** START Raw data **
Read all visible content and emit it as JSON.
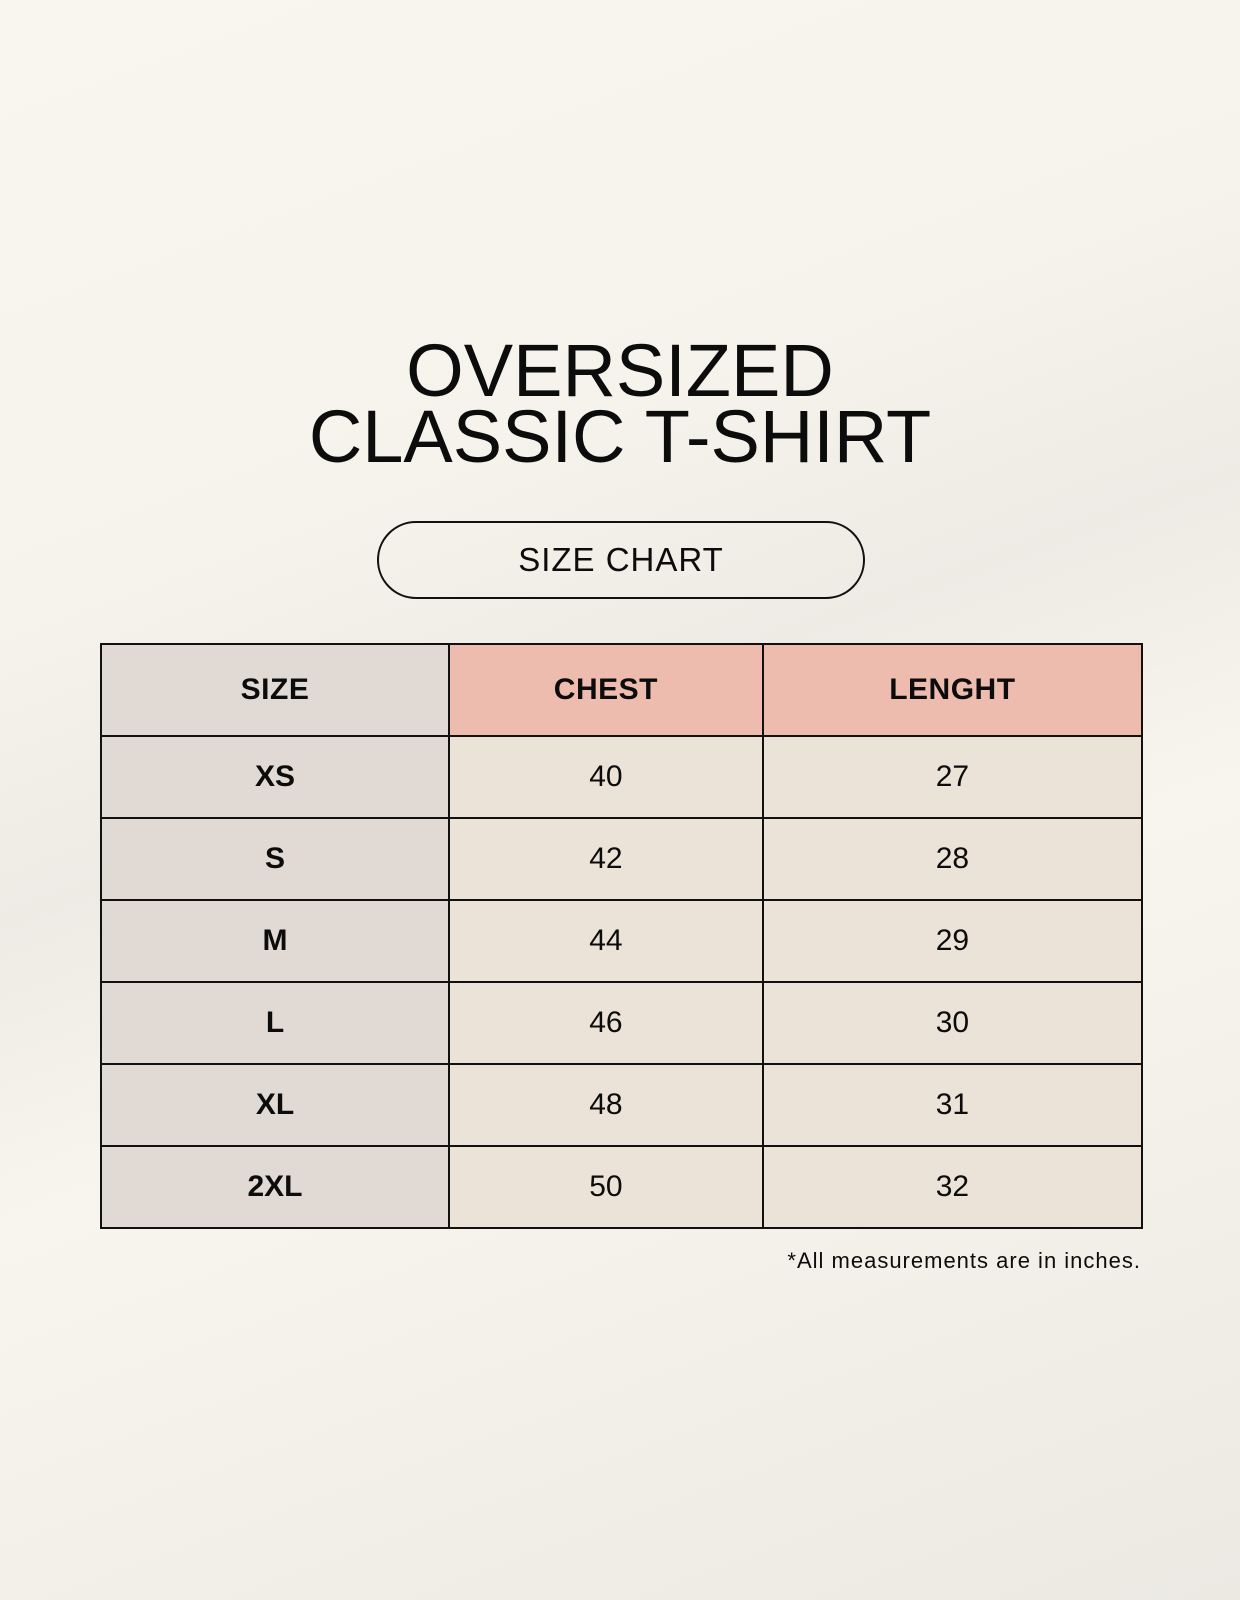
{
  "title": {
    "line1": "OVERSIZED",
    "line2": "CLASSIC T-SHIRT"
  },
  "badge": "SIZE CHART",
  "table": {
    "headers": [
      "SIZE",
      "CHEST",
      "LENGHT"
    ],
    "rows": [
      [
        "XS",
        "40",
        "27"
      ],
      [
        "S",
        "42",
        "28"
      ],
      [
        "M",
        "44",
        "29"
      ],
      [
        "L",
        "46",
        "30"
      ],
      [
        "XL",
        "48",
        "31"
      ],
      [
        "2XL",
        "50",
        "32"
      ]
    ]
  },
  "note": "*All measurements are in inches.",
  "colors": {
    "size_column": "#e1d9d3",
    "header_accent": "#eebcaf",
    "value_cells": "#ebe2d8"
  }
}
** END Raw data **
▶ What you are asked to do: Return all the entries word for word, but omit any pictures they contain.

▶ Output:
Read all visible content and emit it as JSON.
{
  "title": {
    "line1": "OVERSIZED",
    "line2": "CLASSIC T-SHIRT"
  },
  "badge": "SIZE CHART",
  "table": {
    "headers": [
      "SIZE",
      "CHEST",
      "LENGHT"
    ],
    "rows": [
      [
        "XS",
        "40",
        "27"
      ],
      [
        "S",
        "42",
        "28"
      ],
      [
        "M",
        "44",
        "29"
      ],
      [
        "L",
        "46",
        "30"
      ],
      [
        "XL",
        "48",
        "31"
      ],
      [
        "2XL",
        "50",
        "32"
      ]
    ]
  },
  "note": "*All measurements are in inches.",
  "colors": {
    "size_column": "#e1d9d3",
    "header_accent": "#eebcaf",
    "value_cells": "#ebe2d8"
  }
}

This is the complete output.